## Task directions
Give again only the lines from the line that holds "OCR this image." to the end of the data, inclusive, omitting all pictures.

##########

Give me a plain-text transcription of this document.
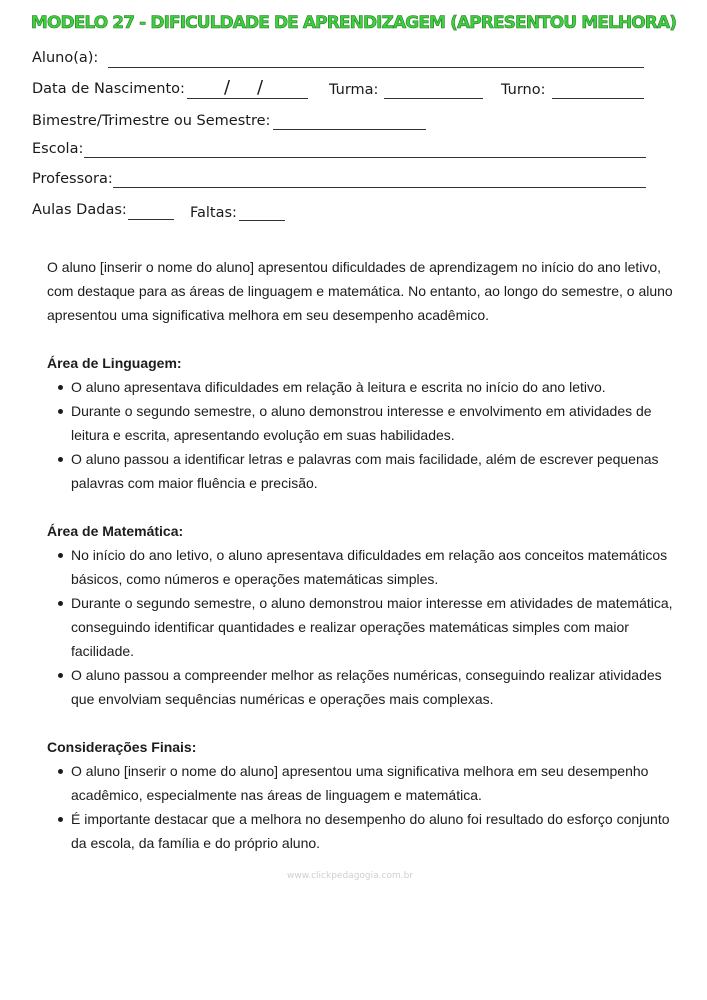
MODELO 27 - DIFICULDADE DE APRENDIZAGEM (APRESENTOU MELHORA)
Aluno(a):
Data de Nascimento: / /	Turma:	Turno:
Bimestre/Trimestre ou Semestre:
Escola:
Professora:
Aulas Dadas:	Faltas:

O aluno [inserir o nome do aluno] apresentou dificuldades de aprendizagem no início do ano letivo, com destaque para as áreas de linguagem e matemática. No entanto, ao longo do semestre, o aluno apresentou uma significativa melhora em seu desempenho acadêmico.

Área de Linguagem:
O aluno apresentava dificuldades em relação à leitura e escrita no início do ano letivo.
Durante o segundo semestre, o aluno demonstrou interesse e envolvimento em atividades de leitura e escrita, apresentando evolução em suas habilidades.
O aluno passou a identificar letras e palavras com mais facilidade, além de escrever pequenas palavras com maior fluência e precisão.
Área de Matemática:
No início do ano letivo, o aluno apresentava dificuldades em relação aos conceitos matemáticos básicos, como números e operações matemáticas simples.
Durante o segundo semestre, o aluno demonstrou maior interesse em atividades de matemática, conseguindo identificar quantidades e realizar operações matemáticas simples com maior facilidade.
O aluno passou a compreender melhor as relações numéricas, conseguindo realizar atividades que envolviam sequências numéricas e operações mais complexas.
Considerações Finais:
O aluno [inserir o nome do aluno] apresentou uma significativa melhora em seu desempenho acadêmico, especialmente nas áreas de linguagem e matemática.
É importante destacar que a melhora no desempenho do aluno foi resultado do esforço conjunto da escola, da família e do próprio aluno.
www.clickpedagogia.com.br
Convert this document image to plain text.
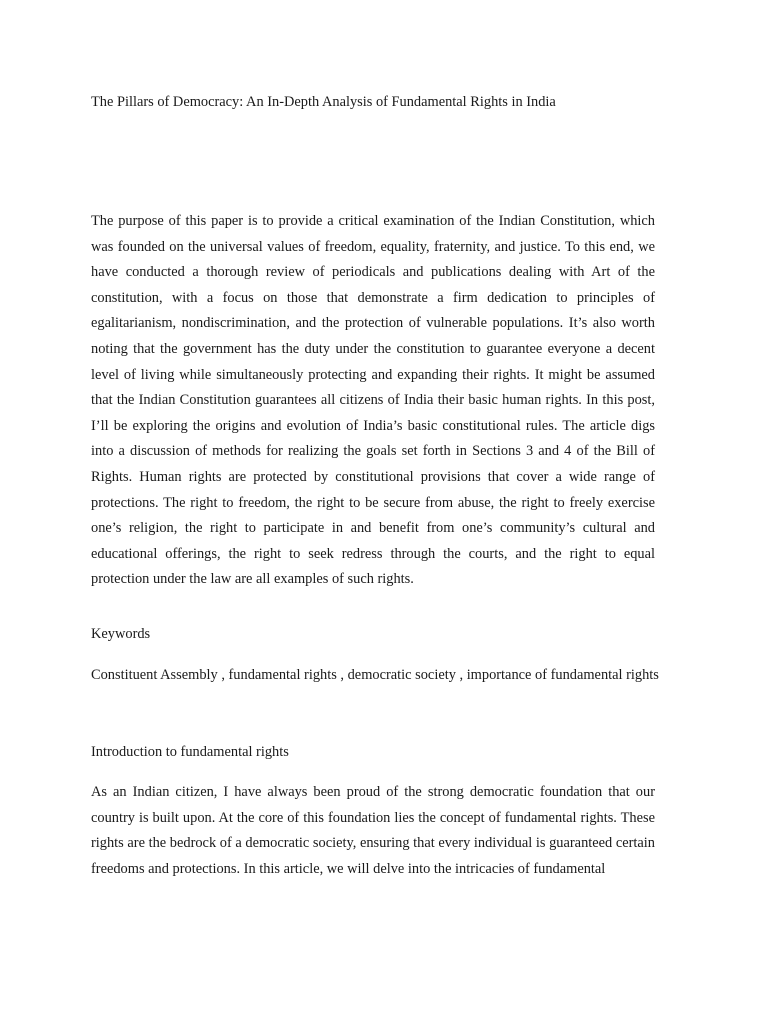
The Pillars of Democracy: An In-Depth Analysis of Fundamental Rights in India

The purpose of this paper is to provide a critical examination of the Indian Constitution, which was founded on the universal values of freedom, equality, fraternity, and justice. To this end, we have conducted a thorough review of periodicals and publications dealing with Art of the constitution, with a focus on those that demonstrate a firm dedication to principles of egalitarianism, nondiscrimination, and the protection of vulnerable populations. It’s also worth noting that the government has the duty under the constitution to guarantee everyone a decent level of living while simultaneously protecting and expanding their rights. It might be assumed that the Indian Constitution guarantees all citizens of India their basic human rights. In this post, I’ll be exploring the origins and evolution of India’s basic constitutional rules. The article digs into a discussion of methods for realizing the goals set forth in Sections 3 and 4 of the Bill of Rights. Human rights are protected by constitutional provisions that cover a wide range of protections. The right to freedom, the right to be secure from abuse, the right to freely exercise one’s religion, the right to participate in and benefit from one’s community’s cultural and educational offerings, the right to seek redress through the courts, and the right to equal protection under the law are all examples of such rights.

Keywords

Constituent Assembly , fundamental rights , democratic society , importance of fundamental rights

Introduction to fundamental rights

As an Indian citizen, I have always been proud of the strong democratic foundation that our country is built upon. At the core of this foundation lies the concept of fundamental rights. These rights are the bedrock of a democratic society, ensuring that every individual is guaranteed certain freedoms and protections. In this article, we will delve into the intricacies of fundamental
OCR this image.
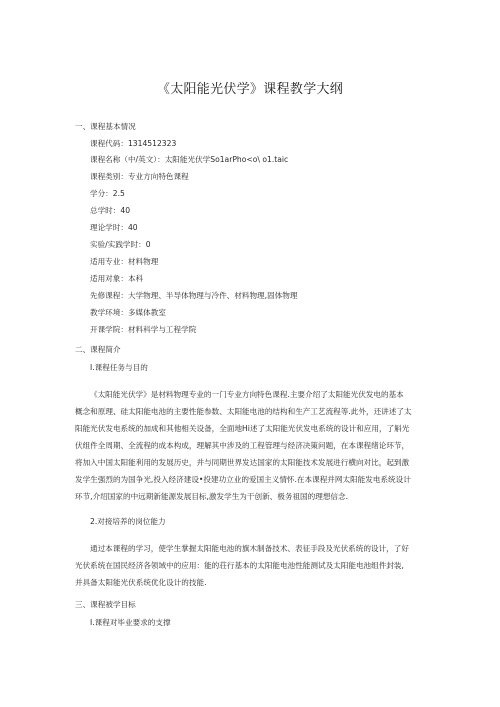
《太阳能光伏学》课程教学大纲
一、课程基本情况
课程代码：1314512323
课程名称（中/英文）：太阳能光伏学So1arPho<o\ o1.taic
课程类别：专业方向特色课程
学分：2.5
总学时：40
理论学时：40
实验/实践学时：0
适用专业：材料物理
适用对象：本科
先修课程：大学物理、半导体物理与冷件、材料物理,固体物理
教学环境：多媒体教室
开课学院：材料科学与工程学院
二、课程简介
I.课程任务与目的
《太阳能光伏学》是材料物理专业的一门专业方向特色课程.主要介绍了太阳能光伏发电的基本
概念和原理、硅太阳能电池的主要性能参数、太阳能电池的结构和生产工艺流程等.此外，还讲述了太
阳能光伏发电系统的加成和其他相关设备，全面地Hi述了太阳能光伏发电系统的设计和应用，了斛光
伏组件全周期、全流程的成本构成，理解其中涉及的工程管理与经济决策问题，在本课程绪论环节，
将加入中国太阳能利用的发展历史，并与同期世界发达国家的太阳能技术发展进行横向对比，起到激
发学生强烈的为国争光,投入经济建设•投建功立业的爱国主义情怀.在本课程并网太阳能发电系统设计
环节,介绍国家的中远期新能源发展目标,激发学生为干创新、极务祖国的理想信念.
2.对接培养的岗位能力
通过本课程的学习，使学生掌握太阳能电池的旗木制备技术、表征手段及光伏系统的设计，了好
光伏系统在国民经济各领域中的应用：能的荘行基本的太阳能电池性能测试及太阳能电池组件封装,
并具备太阳能光伏系统优化设计的技能.
三、课程被学目标
I.课程对毕业要求的支撑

##########

## Solved problem
OCR this image.
《太阳能光伏学》课程教学大纲
一、课程基本情况
课程代码：1314512323
课程名称（中/英文）：太阳能光伏学So1arPho<o\ o1.taic
课程类别：专业方向特色课程
学分：2.5
总学时：40
理论学时：40
实验/实践学时：0
适用专业：材料物理
适用对象：本科
先修课程：大学物理、半导体物理与冷件、材料物理,固体物理
教学环境：多媒体教室
开课学院：材料科学与工程学院
二、课程简介
I.课程任务与目的
《太阳能光伏学》是材料物理专业的一门专业方向特色课程.主要介绍了太阳能光伏发电的基本
概念和原理、硅太阳能电池的主要性能参数、太阳能电池的结构和生产工艺流程等.此外，还讲述了太
阳能光伏发电系统的加成和其他相关设备，全面地Hi述了太阳能光伏发电系统的设计和应用，了斛光
伏组件全周期、全流程的成本构成，理解其中涉及的工程管理与经济决策问题，在本课程绪论环节，
将加入中国太阳能利用的发展历史，并与同期世界发达国家的太阳能技术发展进行横向对比，起到激
发学生强烈的为国争光,投入经济建设•投建功立业的爱国主义情怀.在本课程并网太阳能发电系统设计
环节,介绍国家的中远期新能源发展目标,激发学生为干创新、极务祖国的理想信念.
2.对接培养的岗位能力
通过本课程的学习，使学生掌握太阳能电池的旗木制备技术、表征手段及光伏系统的设计，了好
光伏系统在国民经济各领域中的应用：能的荘行基本的太阳能电池性能测试及太阳能电池组件封装,
并具备太阳能光伏系统优化设计的技能.
三、课程被学目标
I.课程对毕业要求的支撑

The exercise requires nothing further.